__WHAT THIS TASK INVOLVES__. In the entries below, find the lines with the word "CIFAR" and copy them.

__DATASET RECORDS__.

* BEGIN *

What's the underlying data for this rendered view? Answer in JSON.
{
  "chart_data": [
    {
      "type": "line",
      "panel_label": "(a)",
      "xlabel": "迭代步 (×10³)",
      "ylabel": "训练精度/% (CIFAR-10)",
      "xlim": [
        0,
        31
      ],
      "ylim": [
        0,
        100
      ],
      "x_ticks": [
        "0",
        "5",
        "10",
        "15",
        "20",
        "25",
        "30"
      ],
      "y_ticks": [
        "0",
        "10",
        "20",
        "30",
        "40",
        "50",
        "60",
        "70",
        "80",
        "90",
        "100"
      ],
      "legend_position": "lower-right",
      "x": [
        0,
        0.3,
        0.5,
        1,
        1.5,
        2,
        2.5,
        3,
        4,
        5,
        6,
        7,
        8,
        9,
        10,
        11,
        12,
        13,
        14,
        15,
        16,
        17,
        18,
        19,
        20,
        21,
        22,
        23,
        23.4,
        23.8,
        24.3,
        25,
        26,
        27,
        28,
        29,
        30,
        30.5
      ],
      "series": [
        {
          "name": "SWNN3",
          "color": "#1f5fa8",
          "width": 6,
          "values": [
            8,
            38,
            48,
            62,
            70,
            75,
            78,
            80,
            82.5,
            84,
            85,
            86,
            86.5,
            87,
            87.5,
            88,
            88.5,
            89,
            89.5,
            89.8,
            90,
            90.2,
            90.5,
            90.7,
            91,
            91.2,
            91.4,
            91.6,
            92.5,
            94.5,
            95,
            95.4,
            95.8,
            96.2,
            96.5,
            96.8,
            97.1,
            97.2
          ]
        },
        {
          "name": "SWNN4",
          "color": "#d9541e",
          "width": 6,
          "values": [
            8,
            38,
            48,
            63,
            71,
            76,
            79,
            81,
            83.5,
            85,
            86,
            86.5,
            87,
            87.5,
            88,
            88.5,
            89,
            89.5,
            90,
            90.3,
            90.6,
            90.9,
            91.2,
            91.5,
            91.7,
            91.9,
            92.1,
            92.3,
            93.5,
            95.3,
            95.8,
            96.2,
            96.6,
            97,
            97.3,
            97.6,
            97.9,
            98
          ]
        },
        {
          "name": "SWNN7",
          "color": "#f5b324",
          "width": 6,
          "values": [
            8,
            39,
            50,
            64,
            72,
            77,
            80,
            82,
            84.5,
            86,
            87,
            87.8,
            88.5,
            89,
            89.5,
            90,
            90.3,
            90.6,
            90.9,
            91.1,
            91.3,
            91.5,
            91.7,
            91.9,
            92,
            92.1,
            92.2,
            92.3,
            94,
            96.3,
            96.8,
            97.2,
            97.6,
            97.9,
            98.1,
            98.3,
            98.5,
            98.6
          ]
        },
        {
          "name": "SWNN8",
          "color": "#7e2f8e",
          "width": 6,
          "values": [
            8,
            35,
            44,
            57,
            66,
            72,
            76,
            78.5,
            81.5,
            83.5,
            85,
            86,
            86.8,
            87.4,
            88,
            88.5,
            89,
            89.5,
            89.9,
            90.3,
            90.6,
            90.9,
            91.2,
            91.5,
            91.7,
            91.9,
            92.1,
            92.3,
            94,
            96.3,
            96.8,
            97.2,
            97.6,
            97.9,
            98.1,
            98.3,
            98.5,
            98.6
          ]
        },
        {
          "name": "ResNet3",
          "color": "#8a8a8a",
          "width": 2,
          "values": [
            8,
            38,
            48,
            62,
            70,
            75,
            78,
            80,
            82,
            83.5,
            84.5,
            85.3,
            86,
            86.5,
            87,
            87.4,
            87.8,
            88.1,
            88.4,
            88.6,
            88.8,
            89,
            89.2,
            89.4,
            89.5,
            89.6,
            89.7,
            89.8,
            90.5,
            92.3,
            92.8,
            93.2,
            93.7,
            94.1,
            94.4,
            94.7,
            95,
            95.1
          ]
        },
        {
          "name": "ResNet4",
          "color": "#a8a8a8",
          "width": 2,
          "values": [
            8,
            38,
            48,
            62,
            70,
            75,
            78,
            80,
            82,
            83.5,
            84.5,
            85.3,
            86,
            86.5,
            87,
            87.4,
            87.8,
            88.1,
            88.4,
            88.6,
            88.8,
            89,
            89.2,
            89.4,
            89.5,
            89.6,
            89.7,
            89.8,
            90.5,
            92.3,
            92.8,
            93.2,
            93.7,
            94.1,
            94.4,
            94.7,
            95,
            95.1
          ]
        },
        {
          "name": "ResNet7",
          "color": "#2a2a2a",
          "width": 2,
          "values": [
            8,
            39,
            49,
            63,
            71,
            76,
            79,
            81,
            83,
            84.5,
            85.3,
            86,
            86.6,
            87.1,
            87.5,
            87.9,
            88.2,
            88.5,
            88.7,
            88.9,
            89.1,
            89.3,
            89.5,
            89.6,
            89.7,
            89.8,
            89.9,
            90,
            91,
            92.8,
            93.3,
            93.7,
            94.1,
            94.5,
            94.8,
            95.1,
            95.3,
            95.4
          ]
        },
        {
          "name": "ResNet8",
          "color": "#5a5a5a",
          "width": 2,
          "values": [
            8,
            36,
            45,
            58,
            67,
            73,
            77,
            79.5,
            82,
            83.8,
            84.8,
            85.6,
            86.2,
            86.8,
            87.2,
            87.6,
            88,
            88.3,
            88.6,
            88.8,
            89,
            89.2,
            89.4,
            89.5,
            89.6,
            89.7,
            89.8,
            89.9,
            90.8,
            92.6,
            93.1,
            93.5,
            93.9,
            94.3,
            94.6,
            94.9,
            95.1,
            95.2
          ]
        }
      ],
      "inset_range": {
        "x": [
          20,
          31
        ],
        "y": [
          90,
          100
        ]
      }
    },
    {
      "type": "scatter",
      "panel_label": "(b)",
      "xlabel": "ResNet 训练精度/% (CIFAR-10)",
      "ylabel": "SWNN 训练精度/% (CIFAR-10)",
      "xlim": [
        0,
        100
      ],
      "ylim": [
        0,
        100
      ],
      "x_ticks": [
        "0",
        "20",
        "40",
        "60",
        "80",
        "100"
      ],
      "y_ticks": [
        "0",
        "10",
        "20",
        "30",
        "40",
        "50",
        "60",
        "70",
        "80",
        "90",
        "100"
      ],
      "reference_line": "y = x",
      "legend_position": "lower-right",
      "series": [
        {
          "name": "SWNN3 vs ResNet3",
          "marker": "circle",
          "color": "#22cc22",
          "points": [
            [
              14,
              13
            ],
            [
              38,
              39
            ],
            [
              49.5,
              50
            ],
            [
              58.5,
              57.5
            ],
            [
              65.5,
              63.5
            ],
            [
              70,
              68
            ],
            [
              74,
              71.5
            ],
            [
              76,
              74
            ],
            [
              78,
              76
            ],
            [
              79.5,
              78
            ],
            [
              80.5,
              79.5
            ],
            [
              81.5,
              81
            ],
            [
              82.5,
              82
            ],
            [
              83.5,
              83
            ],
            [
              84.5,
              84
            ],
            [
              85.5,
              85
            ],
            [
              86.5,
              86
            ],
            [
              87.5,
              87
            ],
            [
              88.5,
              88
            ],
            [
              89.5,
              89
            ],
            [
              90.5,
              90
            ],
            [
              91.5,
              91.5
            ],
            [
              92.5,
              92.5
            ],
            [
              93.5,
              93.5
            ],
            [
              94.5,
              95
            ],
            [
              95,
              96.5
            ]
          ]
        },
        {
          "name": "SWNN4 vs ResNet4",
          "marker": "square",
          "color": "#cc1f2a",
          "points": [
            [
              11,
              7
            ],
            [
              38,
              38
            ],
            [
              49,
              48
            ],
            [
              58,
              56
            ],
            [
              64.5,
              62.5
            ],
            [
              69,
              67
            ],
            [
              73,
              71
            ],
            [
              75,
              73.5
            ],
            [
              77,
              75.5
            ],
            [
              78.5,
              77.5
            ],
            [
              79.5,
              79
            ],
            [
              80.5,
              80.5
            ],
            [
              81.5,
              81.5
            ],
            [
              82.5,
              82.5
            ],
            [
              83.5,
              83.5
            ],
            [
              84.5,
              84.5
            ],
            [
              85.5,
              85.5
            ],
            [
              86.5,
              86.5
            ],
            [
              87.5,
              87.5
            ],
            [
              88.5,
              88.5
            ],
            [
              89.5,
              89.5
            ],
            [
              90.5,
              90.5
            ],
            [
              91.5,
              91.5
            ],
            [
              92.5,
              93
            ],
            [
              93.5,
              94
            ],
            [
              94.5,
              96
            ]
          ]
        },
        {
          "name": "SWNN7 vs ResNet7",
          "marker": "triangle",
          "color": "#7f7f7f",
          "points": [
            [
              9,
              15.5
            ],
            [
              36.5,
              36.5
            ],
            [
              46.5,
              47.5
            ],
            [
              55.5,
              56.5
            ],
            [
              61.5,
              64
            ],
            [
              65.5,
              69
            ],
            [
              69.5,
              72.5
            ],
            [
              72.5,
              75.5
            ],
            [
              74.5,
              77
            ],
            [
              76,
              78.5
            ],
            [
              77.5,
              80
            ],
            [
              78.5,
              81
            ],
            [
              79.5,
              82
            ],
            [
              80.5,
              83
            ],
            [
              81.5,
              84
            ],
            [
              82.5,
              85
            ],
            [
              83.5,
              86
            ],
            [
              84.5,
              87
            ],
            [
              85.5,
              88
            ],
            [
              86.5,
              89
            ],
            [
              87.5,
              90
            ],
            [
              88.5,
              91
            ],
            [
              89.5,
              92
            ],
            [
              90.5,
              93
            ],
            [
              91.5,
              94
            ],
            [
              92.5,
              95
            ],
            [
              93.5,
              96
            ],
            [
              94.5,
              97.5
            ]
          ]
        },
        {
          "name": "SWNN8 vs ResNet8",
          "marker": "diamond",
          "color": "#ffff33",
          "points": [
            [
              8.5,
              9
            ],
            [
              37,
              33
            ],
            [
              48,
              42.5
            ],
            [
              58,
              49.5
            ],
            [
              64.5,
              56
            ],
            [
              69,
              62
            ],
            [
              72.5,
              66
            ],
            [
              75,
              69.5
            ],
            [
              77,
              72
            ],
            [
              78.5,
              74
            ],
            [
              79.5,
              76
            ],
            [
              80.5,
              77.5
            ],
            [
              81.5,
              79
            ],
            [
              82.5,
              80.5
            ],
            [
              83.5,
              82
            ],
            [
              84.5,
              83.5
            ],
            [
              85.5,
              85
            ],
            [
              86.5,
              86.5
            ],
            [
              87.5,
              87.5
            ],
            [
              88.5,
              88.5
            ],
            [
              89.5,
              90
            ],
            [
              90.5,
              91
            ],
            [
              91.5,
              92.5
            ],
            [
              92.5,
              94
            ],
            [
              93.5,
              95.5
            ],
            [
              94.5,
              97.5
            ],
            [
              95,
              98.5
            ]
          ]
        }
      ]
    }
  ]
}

* END *

__ANSWER TO THE EXERCISE__.
      "ylabel": "训练精度/% (CIFAR-10)",
      "xlabel": "ResNet 训练精度/% (CIFAR-10)",
      "ylabel": "SWNN 训练精度/% (CIFAR-10)",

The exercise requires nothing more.